■ Short problem ■
In the copy, include every entry exactly but none of the images.

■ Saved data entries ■

»»

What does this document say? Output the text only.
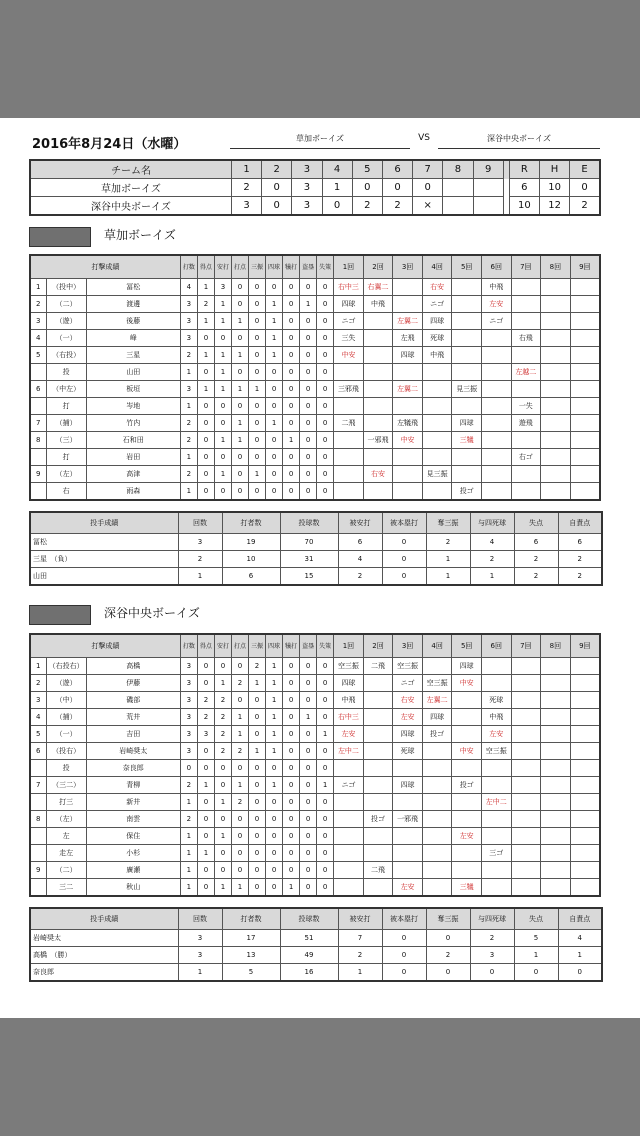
2016年8月24日（水曜）	草加ボーイズ	VS	深谷中央ボーイズ
チーム名	1	2	3	4	5	6	7	8	9		R	H	E
草加ボーイズ	2	0	3	1	0	0	0				6	10	0
深谷中央ボーイズ	3	0	3	0	2	2	×				10	12	2
草加ボーイズ
打撃成績			打数	得点	安打	打点	三振	四球	犠打	盗塁	失策	1回	2回	3回	4回	5回	6回	7回	8回	9回
1	（投中）	冨松	4	1	3	0	0	0	0	0	0	右中三	右翼二		右安		中飛			
2	（二）	渡邊	3	2	1	0	0	1	0	1	0	四球	中飛		ニゴ		左安			
3	（遊）	後藤	3	1	1	1	0	1	0	0	0	ニゴ		左翼二	四球		ニゴ			
4	（一）	峰	3	0	0	0	0	1	0	0	0	三失		左飛	死球			右飛		
5	（右投）	三星	2	1	1	1	0	1	0	0	0	中安		四球	中飛					
	投	山田	1	0	1	0	0	0	0	0	0							左越二		
6	（中左）	板垣	3	1	1	1	1	0	0	0	0	三邪飛		左翼二		見三振				
	打	岑地	1	0	0	0	0	0	0	0	0							一失		
7	（捕）	竹内	2	0	0	1	0	1	0	0	0	二飛		左犠飛		四球		遊飛		
8	（三）	石和田	2	0	1	1	0	0	1	0	0		一邪飛	中安		三犠				
	打	岩田	1	0	0	0	0	0	0	0	0							右ゴ		
9	（左）	高津	2	0	1	0	1	0	0	0	0		右安		見三振					
	右	雨森	1	0	0	0	0	0	0	0	0					投ゴ				
投手成績	回数	打者数	投球数	被安打	被本塁打	奪三振	与四死球	失点	自責点
冨松	3	19	70	6	0	2	4	6	6
三星　（負）	2	10	31	4	0	1	2	2	2
山田	1	6	15	2	0	1	1	2	2
深谷中央ボーイズ
打撃成績			打数	得点	安打	打点	三振	四球	犠打	盗塁	失策	1回	2回	3回	4回	5回	6回	7回	8回	9回
1	（右投右）	高橋	3	0	0	0	2	1	0	0	0	空三振	二飛	空三振		四球				
2	（遊）	伊藤	3	0	1	2	1	1	0	0	0	四球		ニゴ	空三振	中安				
3	（中）	磯部	3	2	2	0	0	1	0	0	0	中飛		右安	左翼二		死球			
4	（捕）	荒井	3	2	2	1	0	1	0	1	0	右中三		左安	四球		中飛			
5	（一）	吉田	3	3	2	1	0	1	0	0	1	左安		四球	投ゴ		左安			
6	（投右）	岩崎奨太	3	0	2	2	1	1	0	0	0	左中二		死球		中安	空三振			
	投	奈良郎	0	0	0	0	0	0	0	0	0									
7	（三二）	青柳	2	1	0	1	0	1	0	0	1	ニゴ		四球		投ゴ				
	打三	新井	1	0	1	2	0	0	0	0	0						左中二			
8	（左）	南雲	2	0	0	0	0	0	0	0	0		投ゴ	一邪飛						
	左	保住	1	0	1	0	0	0	0	0	0					左安				
	走左	小杉	1	1	0	0	0	0	0	0	0						三ゴ			
9	（二）	廣瀬	1	0	0	0	0	0	0	0	0		二飛							
	三二	秋山	1	0	1	1	0	0	1	0	0			左安		三犠				
投手成績	回数	打者数	投球数	被安打	被本塁打	奪三振	与四死球	失点	自責点
岩崎奨太	3	17	51	7	0	0	2	5	4
高橋　（勝）	3	13	49	2	0	2	3	1	1
奈良郎	1	5	16	1	0	0	0	0	0
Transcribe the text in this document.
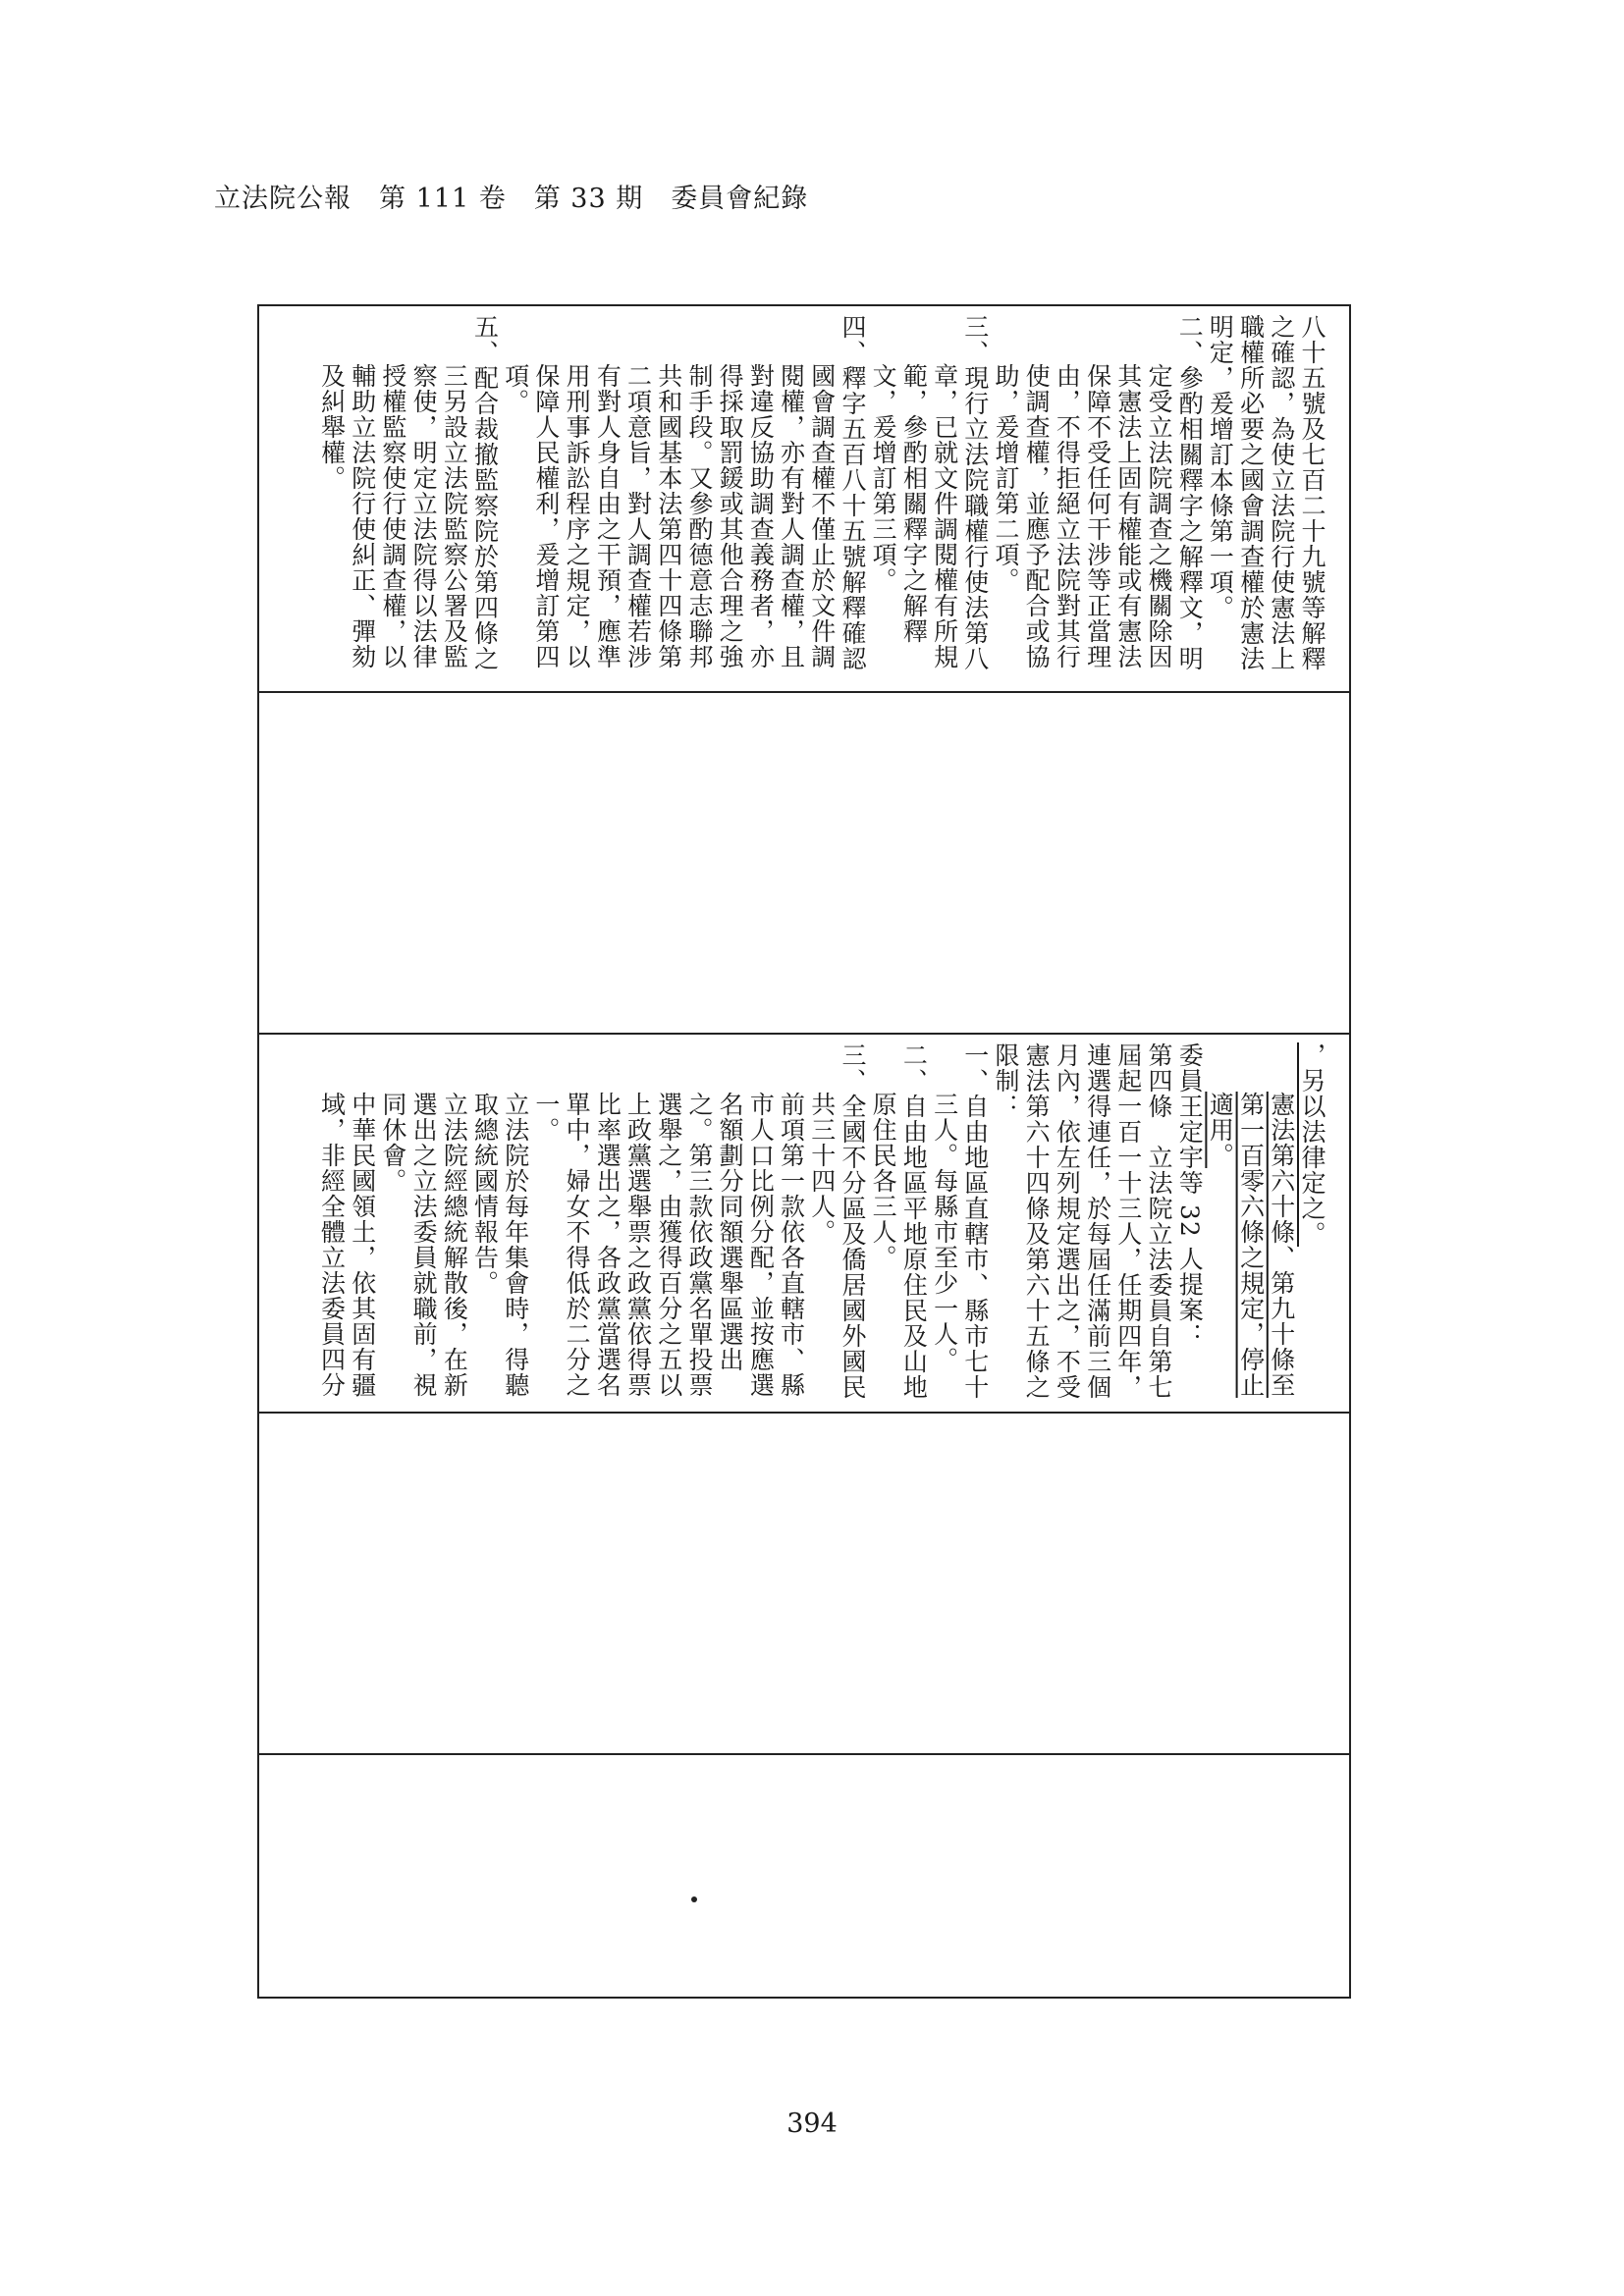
立法院公報　第 111 卷　第 33 期　委員會紀錄

八十五號及七百二十九號等解釋之確認，為使立法院行使憲法上職權所必要之國會調查權於憲法明定，爰增訂本條第一項。

二、參酌相關釋字之解釋文，明定受立法院調查之機關除因其憲法上固有權能或有憲法保障不受任何干涉等正當理由，不得拒絕立法院對其行使調查權，並應予配合或協助，爰增訂第二項。

三、現行立法院職權行使法第八章，已就文件調閱權有所規範，參酌相關釋字之解釋文，爰增訂第三項。

四、釋字五百八十五號解釋確認國會調查權不僅止於文件調閱權，亦有對人調查權，且對違反協助調查義務者，亦得採取罰鍰或其他合理之強制手段。又參酌德意志聯邦共和國基本法第四十四條第二項意旨，對人調查權若涉有對人身自由之干預，應準用刑事訴訟程序之規定，以保障人民權利，爰增訂第四項。

五、配合裁撤監察院於第四條之三另設立法院監察公署及監察使，明定立法院得以法律授權監察使行使調查權，以輔助立法院行使糾正、彈劾及糾舉權。

，另以法律定之。

憲法第六十條、第九十條至第一百零六條之規定，停止適用。

委員王定宇等 32 人提案：

第四條　立法院立法委員自第七屆起一百一十三人，任期四年，連選得連任，於每屆任滿前三個月內，依左列規定選出之，不受憲法第六十四條及第六十五條之限制：

一、自由地區直轄市、縣市七十三人。每縣市至少一人。

二、自由地區平地原住民及山地原住民各三人。

三、全國不分區及僑居國外國民共三十四人。

前項第一款依各直轄市、縣市人口比例分配，並按應選名額劃分同額選舉區選出之。第三款依政黨名單投票選舉之，由獲得百分之五以上政黨選舉票之政黨依得票比率選出之，各政黨當選名單中，婦女不得低於二分之一。

立法院於每年集會時，得聽取總統國情報告。

立法院經總統解散後，在新選出之立法委員就職前，視同休會。

中華民國領土，依其固有疆域，非經全體立法委員四分

394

««

■ Answer to this problem ■
What does this document say? Output the text only.
2016年8月24日（水曜）	草加ボーイズ	VS	深谷中央ボーイズ
チーム名	1	2	3	4	5	6	7	8	9		R	H	E
草加ボーイズ	2	0	3	1	0	0	0				6	10	0
深谷中央ボーイズ	3	0	3	0	2	2	×				10	12	2
草加ボーイズ
打撃成績			打数	得点	安打	打点	三振	四球	犠打	盗塁	失策	1回	2回	3回	4回	5回	6回	7回	8回	9回
1	（投中）	冨松	4	1	3	0	0	0	0	0	0	右中三	右翼二		右安		中飛			
2	（二）	渡邊	3	2	1	0	0	1	0	1	0	四球	中飛		ニゴ		左安			
3	（遊）	後藤	3	1	1	1	0	1	0	0	0	ニゴ		左翼二	四球		ニゴ			
4	（一）	峰	3	0	0	0	0	1	0	0	0	三失		左飛	死球			右飛		
5	（右投）	三星	2	1	1	1	0	1	0	0	0	中安		四球	中飛					
	投	山田	1	0	1	0	0	0	0	0	0							左越二		
6	（中左）	板垣	3	1	1	1	1	0	0	0	0	三邪飛		左翼二		見三振				
	打	岑地	1	0	0	0	0	0	0	0	0							一失		
7	（捕）	竹内	2	0	0	1	0	1	0	0	0	二飛		左犠飛		四球		遊飛		
8	（三）	石和田	2	0	1	1	0	0	1	0	0		一邪飛	中安		三犠				
	打	岩田	1	0	0	0	0	0	0	0	0							右ゴ		
9	（左）	高津	2	0	1	0	1	0	0	0	0		右安		見三振					
	右	雨森	1	0	0	0	0	0	0	0	0					投ゴ				
投手成績	回数	打者数	投球数	被安打	被本塁打	奪三振	与四死球	失点	自責点
冨松	3	19	70	6	0	2	4	6	6
三星　（負）	2	10	31	4	0	1	2	2	2
山田	1	6	15	2	0	1	1	2	2
深谷中央ボーイズ
打撃成績			打数	得点	安打	打点	三振	四球	犠打	盗塁	失策	1回	2回	3回	4回	5回	6回	7回	8回	9回
1	（右投右）	高橋	3	0	0	0	2	1	0	0	0	空三振	二飛	空三振		四球				
2	（遊）	伊藤	3	0	1	2	1	1	0	0	0	四球		ニゴ	空三振	中安				
3	（中）	磯部	3	2	2	0	0	1	0	0	0	中飛		右安	左翼二		死球			
4	（捕）	荒井	3	2	2	1	0	1	0	1	0	右中三		左安	四球		中飛			
5	（一）	吉田	3	3	2	1	0	1	0	0	1	左安		四球	投ゴ		左安			
6	（投右）	岩崎奨太	3	0	2	2	1	1	0	0	0	左中二		死球		中安	空三振			
	投	奈良郎	0	0	0	0	0	0	0	0	0									
7	（三二）	青柳	2	1	0	1	0	1	0	0	1	ニゴ		四球		投ゴ				
	打三	新井	1	0	1	2	0	0	0	0	0						左中二			
8	（左）	南雲	2	0	0	0	0	0	0	0	0		投ゴ	一邪飛						
	左	保住	1	0	1	0	0	0	0	0	0					左安				
	走左	小杉	1	1	0	0	0	0	0	0	0						三ゴ			
9	（二）	廣瀬	1	0	0	0	0	0	0	0	0		二飛							
	三二	秋山	1	0	1	1	0	0	1	0	0			左安		三犠				
投手成績	回数	打者数	投球数	被安打	被本塁打	奪三振	与四死球	失点	自責点
岩崎奨太	3	17	51	7	0	0	2	5	4
高橋　（勝）	3	13	49	2	0	2	3	1	1
奈良郎	1	5	16	1	0	0	0	0	0
Transcribe the text in this document.
立法院公報　第 111 卷　第 33 期　委員會紀錄

八十五號及七百二十九號等解釋之確認，為使立法院行使憲法上職權所必要之國會調查權於憲法明定，爰增訂本條第一項。

二、參酌相關釋字之解釋文，明定受立法院調查之機關除因其憲法上固有權能或有憲法保障不受任何干涉等正當理由，不得拒絕立法院對其行使調查權，並應予配合或協助，爰增訂第二項。

三、現行立法院職權行使法第八章，已就文件調閱權有所規範，參酌相關釋字之解釋文，爰增訂第三項。

四、釋字五百八十五號解釋確認國會調查權不僅止於文件調閱權，亦有對人調查權，且對違反協助調查義務者，亦得採取罰鍰或其他合理之強制手段。又參酌德意志聯邦共和國基本法第四十四條第二項意旨，對人調查權若涉有對人身自由之干預，應準用刑事訴訟程序之規定，以保障人民權利，爰增訂第四項。

五、配合裁撤監察院於第四條之三另設立法院監察公署及監察使，明定立法院得以法律授權監察使行使調查權，以輔助立法院行使糾正、彈劾及糾舉權。

，另以法律定之。

憲法第六十條、第九十條至第一百零六條之規定，停止適用。

委員王定宇等 32 人提案：

第四條　立法院立法委員自第七屆起一百一十三人，任期四年，連選得連任，於每屆任滿前三個月內，依左列規定選出之，不受憲法第六十四條及第六十五條之限制：

一、自由地區直轄市、縣市七十三人。每縣市至少一人。

二、自由地區平地原住民及山地原住民各三人。

三、全國不分區及僑居國外國民共三十四人。

前項第一款依各直轄市、縣市人口比例分配，並按應選名額劃分同額選舉區選出之。第三款依政黨名單投票選舉之，由獲得百分之五以上政黨選舉票之政黨依得票比率選出之，各政黨當選名單中，婦女不得低於二分之一。

立法院於每年集會時，得聽取總統國情報告。

立法院經總統解散後，在新選出之立法委員就職前，視同休會。

中華民國領土，依其固有疆域，非經全體立法委員四分

394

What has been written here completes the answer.